------ LISTED RECORDS ------

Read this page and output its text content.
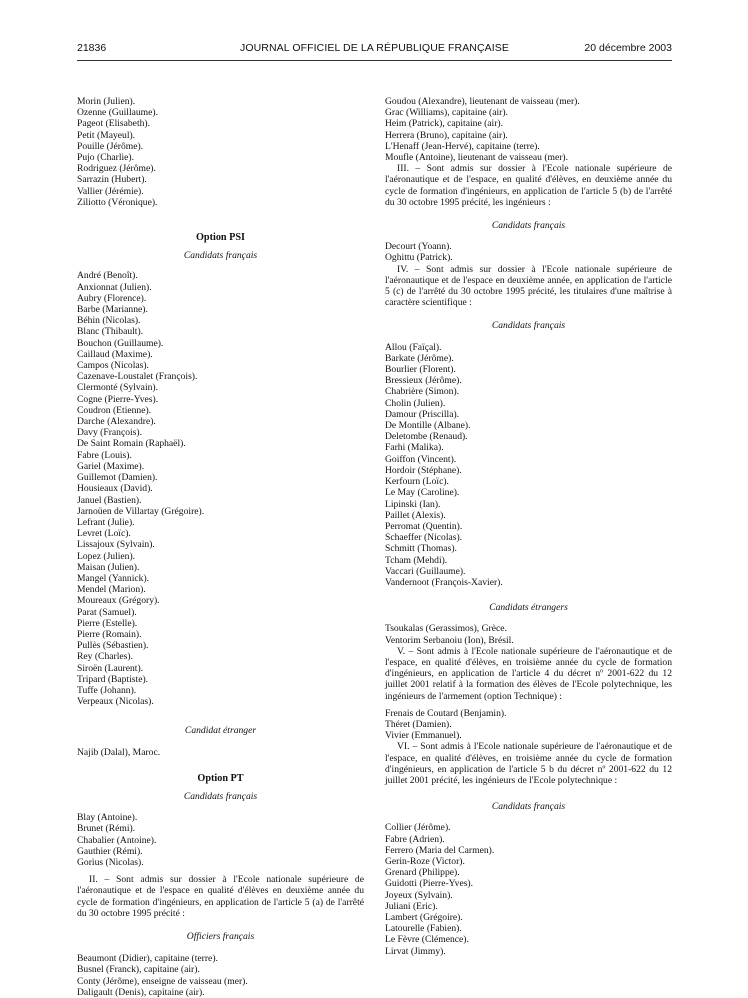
21836	JOURNAL OFFICIEL DE LA RÉPUBLIQUE FRANÇAISE	20 décembre 2003
Morin (Julien).
Ozenne (Guillaume).
Pageot (Elisabeth).
Petit (Mayeul).
Pouille (Jérôme).
Pujo (Charlie).
Rodriguez (Jérôme).
Sarrazin (Hubert).
Vallier (Jérémie).
Ziliotto (Véronique).
Option PSI
Candidats français
André (Benoît).
Anxionnat (Julien).
Aubry (Florence).
Barbe (Marianne).
Béhin (Nicolas).
Blanc (Thibault).
Bouchon (Guillaume).
Caillaud (Maxime).
Campos (Nicolas).
Cazenave-Loustalet (François).
Clermonté (Sylvain).
Cogne (Pierre-Yves).
Coudron (Etienne).
Darche (Alexandre).
Davy (François).
De Saint Romain (Raphaël).
Fabre (Louis).
Gariel (Maxime).
Guillemot (Damien).
Housieaux (David).
Januel (Bastien).
Jarnoüen de Villartay (Grégoire).
Lefrant (Julie).
Levret (Loïc).
Lissajoux (Sylvain).
Lopez (Julien).
Maisan (Julien).
Mangel (Yannick).
Mendel (Marion).
Moureaux (Grégory).
Parat (Samuel).
Pierre (Estelle).
Pierre (Romain).
Pullès (Sébastien).
Rey (Charles).
Siroën (Laurent).
Tripard (Baptiste).
Tuffe (Johann).
Verpeaux (Nicolas).
Candidat étranger
Najib (Dalal), Maroc.
Option PT
Candidats français
Blay (Antoine).
Brunet (Rémi).
Chabalier (Antoine).
Gauthier (Rémi).
Gorius (Nicolas).
II. – Sont admis sur dossier à l'Ecole nationale supérieure de l'aéronautique et de l'espace en qualité d'élèves en deuxième année du cycle de formation d'ingénieurs, en application de l'article 5 (a) de l'arrêté du 30 octobre 1995 précité :
Officiers français
Beaumont (Didier), capitaine (terre).
Busnel (Franck), capitaine (air).
Conty (Jérôme), enseigne de vaisseau (mer).
Daligault (Denis), capitaine (air).
Goudou (Alexandre), lieutenant de vaisseau (mer).
Grac (Williams), capitaine (air).
Heim (Patrick), capitaine (air).
Herrera (Bruno), capitaine (air).
L'Henaff (Jean-Hervé), capitaine (terre).
Moufle (Antoine), lieutenant de vaisseau (mer).
III. – Sont admis sur dossier à l'Ecole nationale supérieure de l'aéronautique et de l'espace, en qualité d'élèves, en deuxième année du cycle de formation d'ingénieurs, en application de l'article 5 (b) de l'arrêté du 30 octobre 1995 précité, les ingénieurs :
Candidats français
Decourt (Yoann).
Oghittu (Patrick).
IV. – Sont admis sur dossier à l'Ecole nationale supérieure de l'aéronautique et de l'espace en deuxième année, en application de l'article 5 (c) de l'arrêté du 30 octobre 1995 précité, les titulaires d'une maîtrise à caractère scientifique :
Candidats français
Allou (Faïçal).
Barkate (Jérôme).
Bourlier (Florent).
Bressieux (Jérôme).
Chabrière (Simon).
Cholin (Julien).
Damour (Priscilla).
De Montille (Albane).
Deletombe (Renaud).
Farhi (Malika).
Goiffon (Vincent).
Hordoir (Stéphane).
Kerfourn (Loïc).
Le May (Caroline).
Lipinski (Ian).
Paillet (Alexis).
Perromat (Quentin).
Schaeffer (Nicolas).
Schmitt (Thomas).
Tcham (Mehdi).
Vaccari (Guillaume).
Vandernoot (François-Xavier).
Candidats étrangers
Tsoukalas (Gerassimos), Grèce.
Ventorim Serbanoiu (Ion), Brésil.
V. – Sont admis à l'Ecole nationale supérieure de l'aéronautique et de l'espace, en qualité d'élèves, en troisième année du cycle de formation d'ingénieurs, en application de l'article 4 du décret nº 2001-622 du 12 juillet 2001 relatif à la formation des élèves de l'Ecole polytechnique, les ingénieurs de l'armement (option Technique) :
Frenais de Coutard (Benjamin).
Théret (Damien).
Vivier (Emmanuel).
VI. – Sont admis à l'Ecole nationale supérieure de l'aéronautique et de l'espace, en qualité d'élèves, en troisième année du cycle de formation d'ingénieurs, en application de l'article 5 b du décret nº 2001-622 du 12 juillet 2001 précité, les ingénieurs de l'Ecole polytechnique :
Candidats français
Collier (Jérôme).
Fabre (Adrien).
Ferrero (Maria del Carmen).
Gerin-Roze (Victor).
Grenard (Philippe).
Guidotti (Pierre-Yves).
Joyeux (Sylvain).
Juliani (Eric).
Lambert (Grégoire).
Latourelle (Fabien).
Le Fèvre (Clémence).
Lirvat (Jimmy).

------

● PROBLEM TO SOLVE:
Transcribe all the data word for word; the images stay out.

● OUTPUT FOR THIS TASK:
Read this page and output its text content.
21836	JOURNAL OFFICIEL DE LA RÉPUBLIQUE FRANÇAISE	20 décembre 2003
Morin (Julien).
Ozenne (Guillaume).
Pageot (Elisabeth).
Petit (Mayeul).
Pouille (Jérôme).
Pujo (Charlie).
Rodriguez (Jérôme).
Sarrazin (Hubert).
Vallier (Jérémie).
Ziliotto (Véronique).
Option PSI
Candidats français
André (Benoît).
Anxionnat (Julien).
Aubry (Florence).
Barbe (Marianne).
Béhin (Nicolas).
Blanc (Thibault).
Bouchon (Guillaume).
Caillaud (Maxime).
Campos (Nicolas).
Cazenave-Loustalet (François).
Clermonté (Sylvain).
Cogne (Pierre-Yves).
Coudron (Etienne).
Darche (Alexandre).
Davy (François).
De Saint Romain (Raphaël).
Fabre (Louis).
Gariel (Maxime).
Guillemot (Damien).
Housieaux (David).
Januel (Bastien).
Jarnoüen de Villartay (Grégoire).
Lefrant (Julie).
Levret (Loïc).
Lissajoux (Sylvain).
Lopez (Julien).
Maisan (Julien).
Mangel (Yannick).
Mendel (Marion).
Moureaux (Grégory).
Parat (Samuel).
Pierre (Estelle).
Pierre (Romain).
Pullès (Sébastien).
Rey (Charles).
Siroën (Laurent).
Tripard (Baptiste).
Tuffe (Johann).
Verpeaux (Nicolas).
Candidat étranger
Najib (Dalal), Maroc.
Option PT
Candidats français
Blay (Antoine).
Brunet (Rémi).
Chabalier (Antoine).
Gauthier (Rémi).
Gorius (Nicolas).
II. – Sont admis sur dossier à l'Ecole nationale supérieure de l'aéronautique et de l'espace en qualité d'élèves en deuxième année du cycle de formation d'ingénieurs, en application de l'article 5 (a) de l'arrêté du 30 octobre 1995 précité :
Officiers français
Beaumont (Didier), capitaine (terre).
Busnel (Franck), capitaine (air).
Conty (Jérôme), enseigne de vaisseau (mer).
Daligault (Denis), capitaine (air).
Goudou (Alexandre), lieutenant de vaisseau (mer).
Grac (Williams), capitaine (air).
Heim (Patrick), capitaine (air).
Herrera (Bruno), capitaine (air).
L'Henaff (Jean-Hervé), capitaine (terre).
Moufle (Antoine), lieutenant de vaisseau (mer).
III. – Sont admis sur dossier à l'Ecole nationale supérieure de l'aéronautique et de l'espace, en qualité d'élèves, en deuxième année du cycle de formation d'ingénieurs, en application de l'article 5 (b) de l'arrêté du 30 octobre 1995 précité, les ingénieurs :
Candidats français
Decourt (Yoann).
Oghittu (Patrick).
IV. – Sont admis sur dossier à l'Ecole nationale supérieure de l'aéronautique et de l'espace en deuxième année, en application de l'article 5 (c) de l'arrêté du 30 octobre 1995 précité, les titulaires d'une maîtrise à caractère scientifique :
Candidats français
Allou (Faïçal).
Barkate (Jérôme).
Bourlier (Florent).
Bressieux (Jérôme).
Chabrière (Simon).
Cholin (Julien).
Damour (Priscilla).
De Montille (Albane).
Deletombe (Renaud).
Farhi (Malika).
Goiffon (Vincent).
Hordoir (Stéphane).
Kerfourn (Loïc).
Le May (Caroline).
Lipinski (Ian).
Paillet (Alexis).
Perromat (Quentin).
Schaeffer (Nicolas).
Schmitt (Thomas).
Tcham (Mehdi).
Vaccari (Guillaume).
Vandernoot (François-Xavier).
Candidats étrangers
Tsoukalas (Gerassimos), Grèce.
Ventorim Serbanoiu (Ion), Brésil.
V. – Sont admis à l'Ecole nationale supérieure de l'aéronautique et de l'espace, en qualité d'élèves, en troisième année du cycle de formation d'ingénieurs, en application de l'article 4 du décret nº 2001-622 du 12 juillet 2001 relatif à la formation des élèves de l'Ecole polytechnique, les ingénieurs de l'armement (option Technique) :
Frenais de Coutard (Benjamin).
Théret (Damien).
Vivier (Emmanuel).
VI. – Sont admis à l'Ecole nationale supérieure de l'aéronautique et de l'espace, en qualité d'élèves, en troisième année du cycle de formation d'ingénieurs, en application de l'article 5 b du décret nº 2001-622 du 12 juillet 2001 précité, les ingénieurs de l'Ecole polytechnique :
Candidats français
Collier (Jérôme).
Fabre (Adrien).
Ferrero (Maria del Carmen).
Gerin-Roze (Victor).
Grenard (Philippe).
Guidotti (Pierre-Yves).
Joyeux (Sylvain).
Juliani (Eric).
Lambert (Grégoire).
Latourelle (Fabien).
Le Fèvre (Clémence).
Lirvat (Jimmy).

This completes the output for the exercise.